§ **Exercise instructions**:
From the entries below, list each line with "Acyclovir".

§ **Data records**:

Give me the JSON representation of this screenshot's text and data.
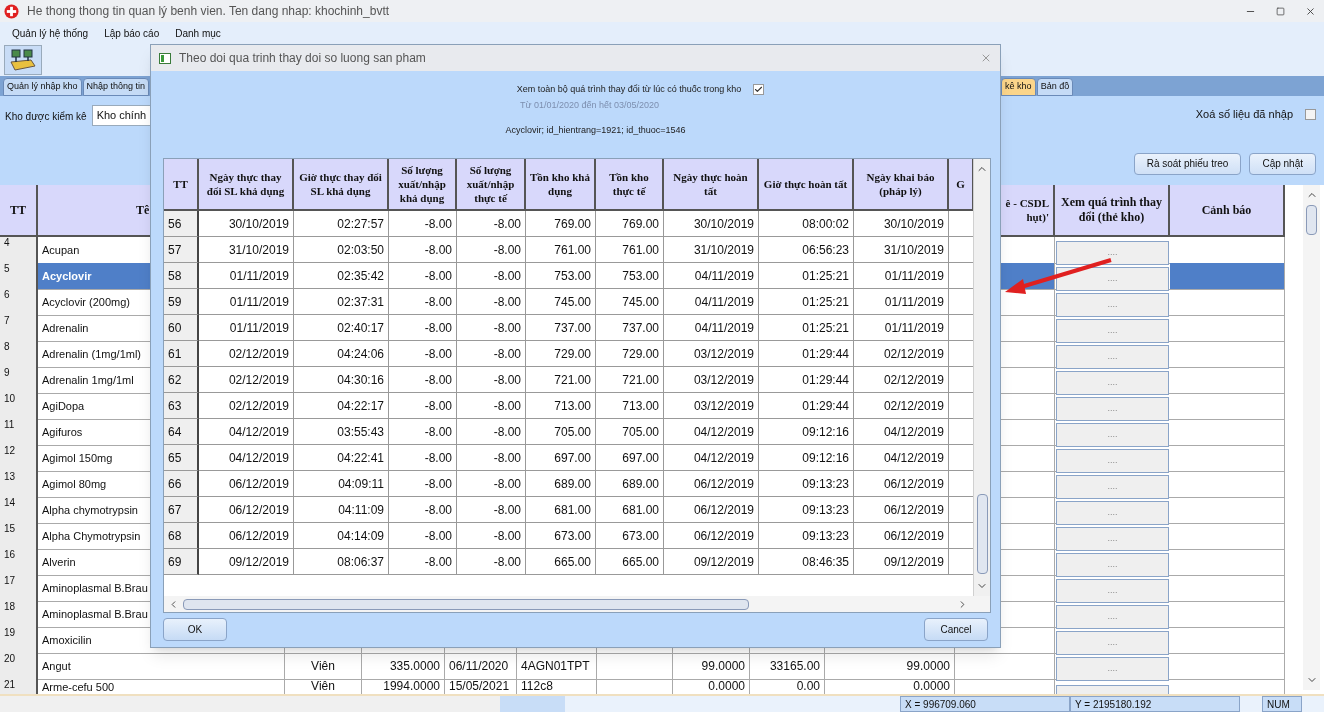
{
  "window": {
    "title": "He thong thong tin quan lý benh vien. Ten dang nhap: khochinh_bvtt"
  },
  "menu": [
    "Quản lý hệ thống",
    "Lập báo cáo",
    "Danh mục"
  ],
  "tabs": [
    {
      "label": "Quản lý nhập kho",
      "selected": false
    },
    {
      "label": "Nhập thông tin",
      "selected": false
    },
    {
      "label": "kê kho",
      "selected": true
    },
    {
      "label": "Bản đồ",
      "selected": false
    }
  ],
  "filter": {
    "label": "Kho được kiểm kê",
    "value": "Kho chính"
  },
  "clear_entered": {
    "label": "Xoá số liệu đã nhập",
    "checked": false
  },
  "buttons": [
    "Rà soát phiếu treo",
    "Cập nhật"
  ],
  "main_table": {
    "columns": {
      "tt": "TT",
      "name": "Tê",
      "diff": "ê - CSDL hụt)'",
      "history": "Xem quá trình thay đổi (thẻ kho)",
      "warning": "Cảnh báo"
    },
    "rows": [
      {
        "tt": "4",
        "name": "Acupan",
        "selected": false,
        "history": "...."
      },
      {
        "tt": "5",
        "name": "Acyclovir",
        "selected": true,
        "history": "...."
      },
      {
        "tt": "6",
        "name": "Acyclovir (200mg)",
        "selected": false,
        "history": "...."
      },
      {
        "tt": "7",
        "name": "Adrenalin",
        "selected": false,
        "history": "...."
      },
      {
        "tt": "8",
        "name": "Adrenalin (1mg/1ml)",
        "selected": false,
        "history": "...."
      },
      {
        "tt": "9",
        "name": "Adrenalin 1mg/1ml",
        "selected": false,
        "history": "...."
      },
      {
        "tt": "10",
        "name": "AgiDopa",
        "selected": false,
        "history": "...."
      },
      {
        "tt": "11",
        "name": "Agifuros",
        "selected": false,
        "history": "...."
      },
      {
        "tt": "12",
        "name": "Agimol 150mg",
        "selected": false,
        "history": "...."
      },
      {
        "tt": "13",
        "name": "Agimol 80mg",
        "selected": false,
        "history": "...."
      },
      {
        "tt": "14",
        "name": "Alpha chymotrypsin",
        "selected": false,
        "history": "...."
      },
      {
        "tt": "15",
        "name": "Alpha Chymotrypsin",
        "selected": false,
        "history": "...."
      },
      {
        "tt": "16",
        "name": "Alverin",
        "selected": false,
        "history": "...."
      },
      {
        "tt": "17",
        "name": "Aminoplasmal B.Brau",
        "selected": false,
        "history": "...."
      },
      {
        "tt": "18",
        "name": "Aminoplasmal B.Brau",
        "selected": false,
        "history": "...."
      },
      {
        "tt": "19",
        "name": "Amoxicilin",
        "selected": false,
        "history": "...."
      },
      {
        "tt": "20",
        "name": "Angut",
        "selected": false,
        "history": "....",
        "cells": [
          "Viên",
          "335.0000",
          "06/11/2020",
          "4AGN01TPT",
          null,
          "99.0000",
          "33165.00",
          "99.0000"
        ]
      },
      {
        "tt": "21",
        "name": "Arme-cefu 500",
        "selected": false,
        "cells": [
          "Viên",
          "1994.0000",
          "15/05/2021",
          "112c8",
          null,
          "0.0000",
          "0.00",
          "0.0000"
        ]
      }
    ]
  },
  "status_bar": [
    "X = 996709.060",
    "Y = 2195180.192",
    "NUM"
  ],
  "dialog": {
    "title": "Theo doi qua trinh thay doi so luong san pham",
    "show_all": {
      "label": "Xem toàn bộ quá trình thay đổi từ lúc có thuốc trong kho",
      "checked": true
    },
    "range": "Từ 01/01/2020 đến hết 03/05/2020",
    "info": "Acyclovir; id_hientrang=1921; id_thuoc=1546",
    "columns": [
      "TT",
      "Ngày thực thay đổi SL khả dụng",
      "Giờ thực thay đổi SL khả dụng",
      "Số lượng xuất/nhập khả dụng",
      "Số lượng xuất/nhập thực tế",
      "Tồn kho khả dụng",
      "Tồn kho thực tế",
      "Ngày thực hoàn tất",
      "Giờ thực hoàn tất",
      "Ngày khai báo (pháp lý)",
      "G"
    ],
    "rows": [
      [
        "56",
        "30/10/2019",
        "02:27:57",
        "-8.00",
        "-8.00",
        "769.00",
        "769.00",
        "30/10/2019",
        "08:00:02",
        "30/10/2019"
      ],
      [
        "57",
        "31/10/2019",
        "02:03:50",
        "-8.00",
        "-8.00",
        "761.00",
        "761.00",
        "31/10/2019",
        "06:56:23",
        "31/10/2019"
      ],
      [
        "58",
        "01/11/2019",
        "02:35:42",
        "-8.00",
        "-8.00",
        "753.00",
        "753.00",
        "04/11/2019",
        "01:25:21",
        "01/11/2019"
      ],
      [
        "59",
        "01/11/2019",
        "02:37:31",
        "-8.00",
        "-8.00",
        "745.00",
        "745.00",
        "04/11/2019",
        "01:25:21",
        "01/11/2019"
      ],
      [
        "60",
        "01/11/2019",
        "02:40:17",
        "-8.00",
        "-8.00",
        "737.00",
        "737.00",
        "04/11/2019",
        "01:25:21",
        "01/11/2019"
      ],
      [
        "61",
        "02/12/2019",
        "04:24:06",
        "-8.00",
        "-8.00",
        "729.00",
        "729.00",
        "03/12/2019",
        "01:29:44",
        "02/12/2019"
      ],
      [
        "62",
        "02/12/2019",
        "04:30:16",
        "-8.00",
        "-8.00",
        "721.00",
        "721.00",
        "03/12/2019",
        "01:29:44",
        "02/12/2019"
      ],
      [
        "63",
        "02/12/2019",
        "04:22:17",
        "-8.00",
        "-8.00",
        "713.00",
        "713.00",
        "03/12/2019",
        "01:29:44",
        "02/12/2019"
      ],
      [
        "64",
        "04/12/2019",
        "03:55:43",
        "-8.00",
        "-8.00",
        "705.00",
        "705.00",
        "04/12/2019",
        "09:12:16",
        "04/12/2019"
      ],
      [
        "65",
        "04/12/2019",
        "04:22:41",
        "-8.00",
        "-8.00",
        "697.00",
        "697.00",
        "04/12/2019",
        "09:12:16",
        "04/12/2019"
      ],
      [
        "66",
        "06/12/2019",
        "04:09:11",
        "-8.00",
        "-8.00",
        "689.00",
        "689.00",
        "06/12/2019",
        "09:13:23",
        "06/12/2019"
      ],
      [
        "67",
        "06/12/2019",
        "04:11:09",
        "-8.00",
        "-8.00",
        "681.00",
        "681.00",
        "06/12/2019",
        "09:13:23",
        "06/12/2019"
      ],
      [
        "68",
        "06/12/2019",
        "04:14:09",
        "-8.00",
        "-8.00",
        "673.00",
        "673.00",
        "06/12/2019",
        "09:13:23",
        "06/12/2019"
      ],
      [
        "69",
        "09/12/2019",
        "08:06:37",
        "-8.00",
        "-8.00",
        "665.00",
        "665.00",
        "09/12/2019",
        "08:46:35",
        "09/12/2019"
      ]
    ],
    "buttons": [
      "OK",
      "Cancel"
    ]
  }
}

§ **Result of the exercise**:
        "name": "Acyclovir",
        "name": "Acyclovir (200mg)",
    "info": "Acyclovir; id_hientrang=1921; id_thuoc=1546",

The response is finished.